** Short exercise **
In the entries below, find the lines with the word "percent" and copy them.

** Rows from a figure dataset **
● ● ● ●
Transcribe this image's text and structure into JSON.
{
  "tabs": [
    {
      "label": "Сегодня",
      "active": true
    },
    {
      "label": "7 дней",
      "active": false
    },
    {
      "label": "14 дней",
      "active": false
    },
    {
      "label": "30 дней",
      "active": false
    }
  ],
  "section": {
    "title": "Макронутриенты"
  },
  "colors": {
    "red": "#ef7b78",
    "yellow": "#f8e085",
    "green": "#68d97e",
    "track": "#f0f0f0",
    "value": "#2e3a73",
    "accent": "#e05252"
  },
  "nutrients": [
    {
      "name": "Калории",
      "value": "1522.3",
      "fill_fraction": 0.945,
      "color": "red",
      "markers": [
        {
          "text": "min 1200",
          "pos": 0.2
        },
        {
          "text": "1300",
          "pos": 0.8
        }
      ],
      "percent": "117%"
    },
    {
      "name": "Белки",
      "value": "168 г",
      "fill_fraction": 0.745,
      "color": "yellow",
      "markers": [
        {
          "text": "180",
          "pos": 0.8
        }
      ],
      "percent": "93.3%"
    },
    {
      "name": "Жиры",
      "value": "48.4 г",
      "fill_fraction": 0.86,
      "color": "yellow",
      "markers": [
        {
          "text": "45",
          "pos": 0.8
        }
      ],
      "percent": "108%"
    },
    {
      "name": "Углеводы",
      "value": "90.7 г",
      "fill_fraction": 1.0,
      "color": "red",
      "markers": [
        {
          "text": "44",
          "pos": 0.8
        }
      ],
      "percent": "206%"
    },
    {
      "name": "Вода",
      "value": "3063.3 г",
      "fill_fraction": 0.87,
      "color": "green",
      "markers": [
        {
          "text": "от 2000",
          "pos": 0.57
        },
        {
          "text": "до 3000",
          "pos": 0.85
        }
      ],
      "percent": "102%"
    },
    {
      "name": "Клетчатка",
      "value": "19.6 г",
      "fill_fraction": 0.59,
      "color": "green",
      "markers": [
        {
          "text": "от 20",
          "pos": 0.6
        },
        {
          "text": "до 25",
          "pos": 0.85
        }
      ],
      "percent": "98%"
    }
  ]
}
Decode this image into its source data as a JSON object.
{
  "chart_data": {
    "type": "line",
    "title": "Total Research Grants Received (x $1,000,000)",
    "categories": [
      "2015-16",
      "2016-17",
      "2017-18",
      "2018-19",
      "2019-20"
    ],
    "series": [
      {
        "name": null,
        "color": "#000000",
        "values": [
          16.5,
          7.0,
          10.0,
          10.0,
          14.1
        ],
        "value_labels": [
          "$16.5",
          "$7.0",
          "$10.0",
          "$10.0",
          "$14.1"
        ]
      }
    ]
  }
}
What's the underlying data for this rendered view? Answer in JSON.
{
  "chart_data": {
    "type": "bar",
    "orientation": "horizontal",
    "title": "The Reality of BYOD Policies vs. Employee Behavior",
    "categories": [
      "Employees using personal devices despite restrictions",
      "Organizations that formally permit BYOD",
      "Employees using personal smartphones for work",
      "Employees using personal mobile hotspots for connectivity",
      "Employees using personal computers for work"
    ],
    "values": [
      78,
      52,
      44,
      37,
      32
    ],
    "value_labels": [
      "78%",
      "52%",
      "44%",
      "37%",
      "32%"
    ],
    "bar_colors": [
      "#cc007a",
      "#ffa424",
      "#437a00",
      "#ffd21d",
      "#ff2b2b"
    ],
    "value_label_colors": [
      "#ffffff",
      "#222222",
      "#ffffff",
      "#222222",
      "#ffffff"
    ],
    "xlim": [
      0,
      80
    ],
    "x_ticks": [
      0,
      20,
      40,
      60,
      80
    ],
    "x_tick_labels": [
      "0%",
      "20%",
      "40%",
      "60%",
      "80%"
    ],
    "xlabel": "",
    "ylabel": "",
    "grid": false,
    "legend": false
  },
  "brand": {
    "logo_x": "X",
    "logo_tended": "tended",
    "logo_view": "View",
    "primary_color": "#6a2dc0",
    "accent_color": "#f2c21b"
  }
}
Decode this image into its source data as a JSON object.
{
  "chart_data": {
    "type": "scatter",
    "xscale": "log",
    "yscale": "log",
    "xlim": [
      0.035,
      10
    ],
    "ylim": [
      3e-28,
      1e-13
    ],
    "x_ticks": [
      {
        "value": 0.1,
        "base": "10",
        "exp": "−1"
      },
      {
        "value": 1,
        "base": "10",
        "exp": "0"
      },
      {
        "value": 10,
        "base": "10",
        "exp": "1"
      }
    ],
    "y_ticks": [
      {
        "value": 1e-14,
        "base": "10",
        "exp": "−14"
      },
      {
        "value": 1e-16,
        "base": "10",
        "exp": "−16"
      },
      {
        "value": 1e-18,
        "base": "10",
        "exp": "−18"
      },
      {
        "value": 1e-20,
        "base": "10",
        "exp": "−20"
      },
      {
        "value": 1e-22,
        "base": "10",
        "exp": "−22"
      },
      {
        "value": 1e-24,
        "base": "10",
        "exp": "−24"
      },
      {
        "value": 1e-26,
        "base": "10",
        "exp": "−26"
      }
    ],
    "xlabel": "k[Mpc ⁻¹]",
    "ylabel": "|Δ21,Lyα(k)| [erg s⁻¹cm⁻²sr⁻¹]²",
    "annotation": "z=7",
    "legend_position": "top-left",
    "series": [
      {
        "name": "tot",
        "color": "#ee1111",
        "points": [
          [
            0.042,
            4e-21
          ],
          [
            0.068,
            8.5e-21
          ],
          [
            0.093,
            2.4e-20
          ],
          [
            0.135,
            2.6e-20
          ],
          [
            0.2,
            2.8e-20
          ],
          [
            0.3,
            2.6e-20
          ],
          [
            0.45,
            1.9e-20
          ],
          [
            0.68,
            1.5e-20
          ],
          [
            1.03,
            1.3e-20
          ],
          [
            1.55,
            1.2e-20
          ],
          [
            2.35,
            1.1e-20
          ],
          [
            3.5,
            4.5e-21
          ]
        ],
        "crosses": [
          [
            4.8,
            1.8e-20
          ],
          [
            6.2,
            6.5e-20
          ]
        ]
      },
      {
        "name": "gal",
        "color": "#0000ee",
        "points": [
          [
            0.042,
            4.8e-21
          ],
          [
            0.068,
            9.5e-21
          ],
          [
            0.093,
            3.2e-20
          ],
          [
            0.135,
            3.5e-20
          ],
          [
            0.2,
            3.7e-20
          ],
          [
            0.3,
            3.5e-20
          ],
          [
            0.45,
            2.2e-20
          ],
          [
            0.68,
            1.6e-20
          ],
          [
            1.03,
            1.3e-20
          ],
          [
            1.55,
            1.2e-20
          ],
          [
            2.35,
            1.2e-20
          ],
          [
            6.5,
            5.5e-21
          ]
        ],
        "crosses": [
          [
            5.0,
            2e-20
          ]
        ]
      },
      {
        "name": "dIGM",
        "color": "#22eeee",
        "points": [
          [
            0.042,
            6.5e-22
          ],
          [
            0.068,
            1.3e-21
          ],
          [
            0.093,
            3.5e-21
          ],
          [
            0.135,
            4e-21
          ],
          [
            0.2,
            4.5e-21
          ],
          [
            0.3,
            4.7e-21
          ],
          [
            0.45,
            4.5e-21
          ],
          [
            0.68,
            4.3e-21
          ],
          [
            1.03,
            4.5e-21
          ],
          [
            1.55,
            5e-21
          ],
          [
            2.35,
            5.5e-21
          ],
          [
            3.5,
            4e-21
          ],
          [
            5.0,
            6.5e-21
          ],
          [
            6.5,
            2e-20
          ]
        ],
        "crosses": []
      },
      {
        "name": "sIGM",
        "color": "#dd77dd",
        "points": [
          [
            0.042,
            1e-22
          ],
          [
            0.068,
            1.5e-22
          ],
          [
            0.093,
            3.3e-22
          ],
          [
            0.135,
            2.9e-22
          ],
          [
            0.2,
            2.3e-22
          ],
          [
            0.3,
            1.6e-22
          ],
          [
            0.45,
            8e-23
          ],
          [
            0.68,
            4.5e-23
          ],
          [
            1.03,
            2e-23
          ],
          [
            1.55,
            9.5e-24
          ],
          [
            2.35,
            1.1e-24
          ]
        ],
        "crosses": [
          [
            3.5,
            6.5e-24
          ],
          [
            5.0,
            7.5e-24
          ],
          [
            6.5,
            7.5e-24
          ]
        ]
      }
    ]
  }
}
● ● ● ●
** Complete answer **
      "percent": "117%"
      "percent": "93.3%"
      "percent": "108%"
      "percent": "206%"
      "percent": "102%"
      "percent": "98%"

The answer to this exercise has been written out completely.